Stored items
* * *

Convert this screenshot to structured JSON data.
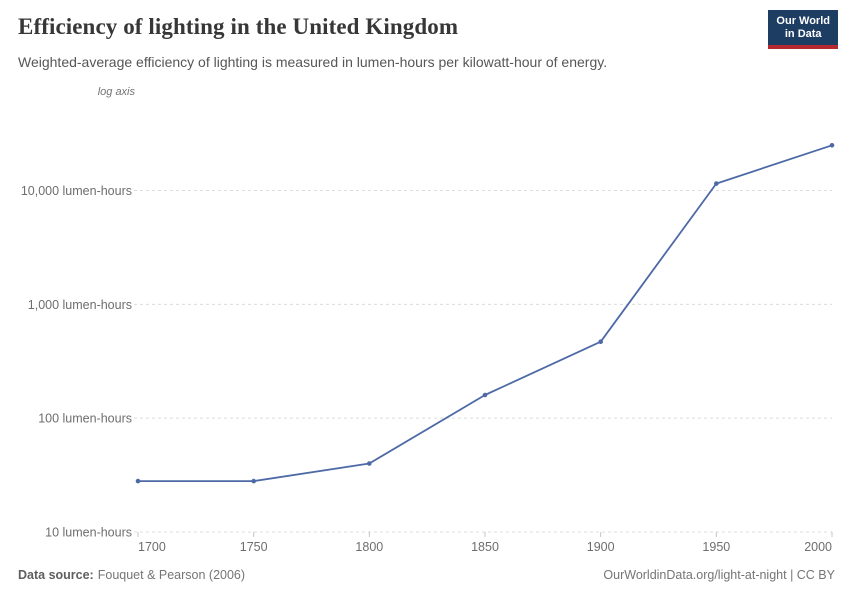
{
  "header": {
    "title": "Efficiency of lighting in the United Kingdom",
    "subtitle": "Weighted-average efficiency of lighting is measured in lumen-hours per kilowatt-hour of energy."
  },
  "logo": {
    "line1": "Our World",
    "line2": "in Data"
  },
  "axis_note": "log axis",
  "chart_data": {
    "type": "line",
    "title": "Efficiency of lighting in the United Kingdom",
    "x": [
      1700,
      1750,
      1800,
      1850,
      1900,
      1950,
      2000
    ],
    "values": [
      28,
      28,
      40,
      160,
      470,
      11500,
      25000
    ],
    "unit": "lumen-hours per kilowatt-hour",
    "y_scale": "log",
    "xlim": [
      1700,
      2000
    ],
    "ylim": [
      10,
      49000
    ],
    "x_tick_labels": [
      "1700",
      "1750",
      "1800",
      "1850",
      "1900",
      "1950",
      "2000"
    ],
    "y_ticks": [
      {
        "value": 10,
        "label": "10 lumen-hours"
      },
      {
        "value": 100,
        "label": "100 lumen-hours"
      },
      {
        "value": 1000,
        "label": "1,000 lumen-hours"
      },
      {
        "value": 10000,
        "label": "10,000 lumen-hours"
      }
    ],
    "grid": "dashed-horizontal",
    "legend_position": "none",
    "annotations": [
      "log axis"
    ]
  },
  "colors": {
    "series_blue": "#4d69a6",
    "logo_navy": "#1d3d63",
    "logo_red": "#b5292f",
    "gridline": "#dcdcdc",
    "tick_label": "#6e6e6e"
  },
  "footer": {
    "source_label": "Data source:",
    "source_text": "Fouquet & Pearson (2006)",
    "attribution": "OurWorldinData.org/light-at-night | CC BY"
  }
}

* * *

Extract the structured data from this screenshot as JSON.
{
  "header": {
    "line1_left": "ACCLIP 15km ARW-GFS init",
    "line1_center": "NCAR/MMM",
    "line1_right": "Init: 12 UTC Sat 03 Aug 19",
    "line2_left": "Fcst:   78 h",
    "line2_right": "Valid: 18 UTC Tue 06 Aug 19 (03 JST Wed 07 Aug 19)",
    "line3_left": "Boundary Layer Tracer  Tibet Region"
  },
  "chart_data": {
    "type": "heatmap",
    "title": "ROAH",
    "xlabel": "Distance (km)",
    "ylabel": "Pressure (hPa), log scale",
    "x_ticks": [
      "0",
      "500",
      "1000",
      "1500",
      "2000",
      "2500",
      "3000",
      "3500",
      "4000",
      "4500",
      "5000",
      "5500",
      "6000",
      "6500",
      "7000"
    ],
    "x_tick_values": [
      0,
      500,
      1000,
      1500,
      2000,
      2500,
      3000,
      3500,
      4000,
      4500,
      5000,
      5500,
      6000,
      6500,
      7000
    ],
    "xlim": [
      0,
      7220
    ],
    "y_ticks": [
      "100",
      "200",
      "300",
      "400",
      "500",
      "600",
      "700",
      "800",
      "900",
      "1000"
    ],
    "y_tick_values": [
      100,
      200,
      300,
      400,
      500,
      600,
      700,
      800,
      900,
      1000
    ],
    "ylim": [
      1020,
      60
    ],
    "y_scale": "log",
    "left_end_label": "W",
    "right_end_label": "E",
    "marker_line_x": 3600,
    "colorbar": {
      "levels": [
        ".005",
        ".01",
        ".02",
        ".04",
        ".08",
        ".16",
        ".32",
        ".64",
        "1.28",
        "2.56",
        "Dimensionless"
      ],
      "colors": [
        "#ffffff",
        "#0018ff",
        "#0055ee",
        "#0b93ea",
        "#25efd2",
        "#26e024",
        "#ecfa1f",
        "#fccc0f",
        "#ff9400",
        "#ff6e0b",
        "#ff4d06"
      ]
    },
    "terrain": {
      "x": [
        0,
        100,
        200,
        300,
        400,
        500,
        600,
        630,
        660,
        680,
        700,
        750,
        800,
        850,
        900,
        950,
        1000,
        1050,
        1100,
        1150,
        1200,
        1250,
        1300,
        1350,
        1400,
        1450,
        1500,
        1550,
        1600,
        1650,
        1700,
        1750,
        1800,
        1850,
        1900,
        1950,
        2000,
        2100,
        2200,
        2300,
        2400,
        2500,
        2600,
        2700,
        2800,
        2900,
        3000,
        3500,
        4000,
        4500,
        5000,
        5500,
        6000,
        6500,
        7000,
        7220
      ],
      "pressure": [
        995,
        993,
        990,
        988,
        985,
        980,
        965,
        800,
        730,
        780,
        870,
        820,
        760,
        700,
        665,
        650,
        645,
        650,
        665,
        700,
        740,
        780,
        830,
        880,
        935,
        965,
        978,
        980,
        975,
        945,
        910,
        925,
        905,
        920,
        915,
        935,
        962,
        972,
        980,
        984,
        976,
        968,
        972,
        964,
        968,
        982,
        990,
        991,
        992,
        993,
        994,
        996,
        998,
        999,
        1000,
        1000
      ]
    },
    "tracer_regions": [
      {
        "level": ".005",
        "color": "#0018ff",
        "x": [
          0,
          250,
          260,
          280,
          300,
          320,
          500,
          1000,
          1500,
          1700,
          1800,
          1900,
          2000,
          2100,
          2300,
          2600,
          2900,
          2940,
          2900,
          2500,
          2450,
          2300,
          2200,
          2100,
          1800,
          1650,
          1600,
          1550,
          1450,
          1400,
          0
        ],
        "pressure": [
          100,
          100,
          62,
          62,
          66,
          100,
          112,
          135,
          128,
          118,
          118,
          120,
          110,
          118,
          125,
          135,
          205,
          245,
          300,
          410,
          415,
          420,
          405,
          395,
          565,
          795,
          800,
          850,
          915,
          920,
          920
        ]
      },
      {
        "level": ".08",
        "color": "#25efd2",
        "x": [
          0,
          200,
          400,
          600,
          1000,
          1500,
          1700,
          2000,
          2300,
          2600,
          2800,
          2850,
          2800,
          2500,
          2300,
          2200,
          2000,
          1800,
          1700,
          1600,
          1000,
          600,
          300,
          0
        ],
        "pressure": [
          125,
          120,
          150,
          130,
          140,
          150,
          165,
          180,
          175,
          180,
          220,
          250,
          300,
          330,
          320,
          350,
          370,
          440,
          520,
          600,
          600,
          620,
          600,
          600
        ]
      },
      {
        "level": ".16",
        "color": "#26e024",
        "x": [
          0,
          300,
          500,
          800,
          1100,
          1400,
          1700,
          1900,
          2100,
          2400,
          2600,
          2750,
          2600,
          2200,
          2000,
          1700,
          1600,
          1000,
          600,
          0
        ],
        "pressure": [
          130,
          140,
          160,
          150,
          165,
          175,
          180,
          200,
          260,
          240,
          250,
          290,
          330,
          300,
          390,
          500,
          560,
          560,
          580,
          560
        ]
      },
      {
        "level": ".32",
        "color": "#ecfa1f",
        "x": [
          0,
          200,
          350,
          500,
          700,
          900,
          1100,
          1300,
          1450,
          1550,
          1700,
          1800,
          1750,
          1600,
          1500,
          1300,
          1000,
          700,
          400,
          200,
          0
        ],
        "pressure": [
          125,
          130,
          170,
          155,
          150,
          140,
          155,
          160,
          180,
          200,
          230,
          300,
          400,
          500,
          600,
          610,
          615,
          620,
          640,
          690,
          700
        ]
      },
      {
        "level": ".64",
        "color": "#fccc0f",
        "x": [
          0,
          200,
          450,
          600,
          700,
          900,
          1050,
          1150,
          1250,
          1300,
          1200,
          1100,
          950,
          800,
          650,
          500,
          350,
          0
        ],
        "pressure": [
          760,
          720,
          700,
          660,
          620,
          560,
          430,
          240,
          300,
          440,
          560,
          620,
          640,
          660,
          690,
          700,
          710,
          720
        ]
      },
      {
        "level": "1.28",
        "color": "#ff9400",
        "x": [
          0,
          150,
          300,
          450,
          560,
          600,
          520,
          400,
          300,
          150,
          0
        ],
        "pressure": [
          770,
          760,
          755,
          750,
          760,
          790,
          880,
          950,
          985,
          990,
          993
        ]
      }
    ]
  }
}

* * *

Request: Each line in the data that holds the string "this" should be found and copied.

Answer in full:
Convert this screenshot to structured JSON data.
Extract the structured data from this screenshot as JSON.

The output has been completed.